• Set exercise: Below is a block of data; give all of it again word for word.

• Record set:

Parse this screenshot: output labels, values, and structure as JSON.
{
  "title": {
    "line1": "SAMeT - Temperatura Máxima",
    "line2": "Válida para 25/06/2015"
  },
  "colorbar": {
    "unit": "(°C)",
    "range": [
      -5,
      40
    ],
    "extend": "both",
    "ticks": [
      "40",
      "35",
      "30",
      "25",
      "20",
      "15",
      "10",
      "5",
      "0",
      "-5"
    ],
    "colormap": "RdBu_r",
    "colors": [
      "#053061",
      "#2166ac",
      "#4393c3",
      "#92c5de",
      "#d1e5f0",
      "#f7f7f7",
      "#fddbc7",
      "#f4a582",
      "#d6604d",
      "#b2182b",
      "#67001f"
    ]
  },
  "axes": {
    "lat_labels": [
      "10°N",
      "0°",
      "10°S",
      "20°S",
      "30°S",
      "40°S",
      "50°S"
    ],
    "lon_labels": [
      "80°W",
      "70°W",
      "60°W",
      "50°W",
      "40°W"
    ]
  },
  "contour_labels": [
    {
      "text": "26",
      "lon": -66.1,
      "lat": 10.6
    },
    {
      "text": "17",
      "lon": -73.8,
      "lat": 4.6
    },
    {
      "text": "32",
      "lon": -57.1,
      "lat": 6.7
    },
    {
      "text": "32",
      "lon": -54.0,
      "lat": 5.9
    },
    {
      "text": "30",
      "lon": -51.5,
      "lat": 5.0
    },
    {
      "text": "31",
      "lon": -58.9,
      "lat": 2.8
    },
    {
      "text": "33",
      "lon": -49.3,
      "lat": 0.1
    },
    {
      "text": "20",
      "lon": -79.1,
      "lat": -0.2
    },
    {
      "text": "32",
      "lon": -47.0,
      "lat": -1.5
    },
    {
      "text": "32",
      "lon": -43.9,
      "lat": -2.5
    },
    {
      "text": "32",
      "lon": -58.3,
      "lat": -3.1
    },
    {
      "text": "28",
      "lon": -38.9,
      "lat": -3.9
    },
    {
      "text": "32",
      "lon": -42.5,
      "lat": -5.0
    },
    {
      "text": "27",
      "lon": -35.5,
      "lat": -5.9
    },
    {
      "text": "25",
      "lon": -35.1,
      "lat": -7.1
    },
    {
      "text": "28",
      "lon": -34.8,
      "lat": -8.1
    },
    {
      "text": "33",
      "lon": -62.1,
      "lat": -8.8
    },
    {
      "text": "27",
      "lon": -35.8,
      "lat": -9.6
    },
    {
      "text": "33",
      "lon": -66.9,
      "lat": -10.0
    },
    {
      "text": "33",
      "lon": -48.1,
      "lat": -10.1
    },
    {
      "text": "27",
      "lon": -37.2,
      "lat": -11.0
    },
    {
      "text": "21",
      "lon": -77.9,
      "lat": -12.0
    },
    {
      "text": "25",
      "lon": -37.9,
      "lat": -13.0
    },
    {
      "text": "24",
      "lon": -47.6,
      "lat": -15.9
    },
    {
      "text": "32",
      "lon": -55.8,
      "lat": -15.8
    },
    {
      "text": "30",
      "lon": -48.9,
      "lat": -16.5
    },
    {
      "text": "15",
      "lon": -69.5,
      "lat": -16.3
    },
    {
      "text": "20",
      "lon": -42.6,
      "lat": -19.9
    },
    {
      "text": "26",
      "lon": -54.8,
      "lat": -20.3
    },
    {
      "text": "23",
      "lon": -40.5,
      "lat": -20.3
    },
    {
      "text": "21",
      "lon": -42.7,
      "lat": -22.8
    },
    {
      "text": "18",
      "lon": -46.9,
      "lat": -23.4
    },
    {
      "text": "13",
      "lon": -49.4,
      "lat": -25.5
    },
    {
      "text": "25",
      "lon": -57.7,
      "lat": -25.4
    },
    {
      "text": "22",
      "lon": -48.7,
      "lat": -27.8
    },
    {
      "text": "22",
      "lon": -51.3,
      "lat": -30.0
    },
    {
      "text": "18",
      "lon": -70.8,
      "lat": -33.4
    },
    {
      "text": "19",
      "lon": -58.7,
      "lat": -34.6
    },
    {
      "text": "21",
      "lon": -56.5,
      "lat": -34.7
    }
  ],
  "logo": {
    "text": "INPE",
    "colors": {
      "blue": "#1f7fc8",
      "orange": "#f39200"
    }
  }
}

• Completed task:
Parse this screenshot: output labels, values, and structure as JSON.
{
  "title": {
    "line1": "SAMeT - Temperatura Máxima",
    "line2": "Válida para 25/06/2015"
  },
  "colorbar": {
    "unit": "(°C)",
    "range": [
      -5,
      40
    ],
    "extend": "both",
    "ticks": [
      "40",
      "35",
      "30",
      "25",
      "20",
      "15",
      "10",
      "5",
      "0",
      "-5"
    ],
    "colormap": "RdBu_r",
    "colors": [
      "#053061",
      "#2166ac",
      "#4393c3",
      "#92c5de",
      "#d1e5f0",
      "#f7f7f7",
      "#fddbc7",
      "#f4a582",
      "#d6604d",
      "#b2182b",
      "#67001f"
    ]
  },
  "axes": {
    "lat_labels": [
      "10°N",
      "0°",
      "10°S",
      "20°S",
      "30°S",
      "40°S",
      "50°S"
    ],
    "lon_labels": [
      "80°W",
      "70°W",
      "60°W",
      "50°W",
      "40°W"
    ]
  },
  "contour_labels": [
    {
      "text": "26",
      "lon": -66.1,
      "lat": 10.6
    },
    {
      "text": "17",
      "lon": -73.8,
      "lat": 4.6
    },
    {
      "text": "32",
      "lon": -57.1,
      "lat": 6.7
    },
    {
      "text": "32",
      "lon": -54.0,
      "lat": 5.9
    },
    {
      "text": "30",
      "lon": -51.5,
      "lat": 5.0
    },
    {
      "text": "31",
      "lon": -58.9,
      "lat": 2.8
    },
    {
      "text": "33",
      "lon": -49.3,
      "lat": 0.1
    },
    {
      "text": "20",
      "lon": -79.1,
      "lat": -0.2
    },
    {
      "text": "32",
      "lon": -47.0,
      "lat": -1.5
    },
    {
      "text": "32",
      "lon": -43.9,
      "lat": -2.5
    },
    {
      "text": "32",
      "lon": -58.3,
      "lat": -3.1
    },
    {
      "text": "28",
      "lon": -38.9,
      "lat": -3.9
    },
    {
      "text": "32",
      "lon": -42.5,
      "lat": -5.0
    },
    {
      "text": "27",
      "lon": -35.5,
      "lat": -5.9
    },
    {
      "text": "25",
      "lon": -35.1,
      "lat": -7.1
    },
    {
      "text": "28",
      "lon": -34.8,
      "lat": -8.1
    },
    {
      "text": "33",
      "lon": -62.1,
      "lat": -8.8
    },
    {
      "text": "27",
      "lon": -35.8,
      "lat": -9.6
    },
    {
      "text": "33",
      "lon": -66.9,
      "lat": -10.0
    },
    {
      "text": "33",
      "lon": -48.1,
      "lat": -10.1
    },
    {
      "text": "27",
      "lon": -37.2,
      "lat": -11.0
    },
    {
      "text": "21",
      "lon": -77.9,
      "lat": -12.0
    },
    {
      "text": "25",
      "lon": -37.9,
      "lat": -13.0
    },
    {
      "text": "24",
      "lon": -47.6,
      "lat": -15.9
    },
    {
      "text": "32",
      "lon": -55.8,
      "lat": -15.8
    },
    {
      "text": "30",
      "lon": -48.9,
      "lat": -16.5
    },
    {
      "text": "15",
      "lon": -69.5,
      "lat": -16.3
    },
    {
      "text": "20",
      "lon": -42.6,
      "lat": -19.9
    },
    {
      "text": "26",
      "lon": -54.8,
      "lat": -20.3
    },
    {
      "text": "23",
      "lon": -40.5,
      "lat": -20.3
    },
    {
      "text": "21",
      "lon": -42.7,
      "lat": -22.8
    },
    {
      "text": "18",
      "lon": -46.9,
      "lat": -23.4
    },
    {
      "text": "13",
      "lon": -49.4,
      "lat": -25.5
    },
    {
      "text": "25",
      "lon": -57.7,
      "lat": -25.4
    },
    {
      "text": "22",
      "lon": -48.7,
      "lat": -27.8
    },
    {
      "text": "22",
      "lon": -51.3,
      "lat": -30.0
    },
    {
      "text": "18",
      "lon": -70.8,
      "lat": -33.4
    },
    {
      "text": "19",
      "lon": -58.7,
      "lat": -34.6
    },
    {
      "text": "21",
      "lon": -56.5,
      "lat": -34.7
    }
  ],
  "logo": {
    "text": "INPE",
    "colors": {
      "blue": "#1f7fc8",
      "orange": "#f39200"
    }
  }
}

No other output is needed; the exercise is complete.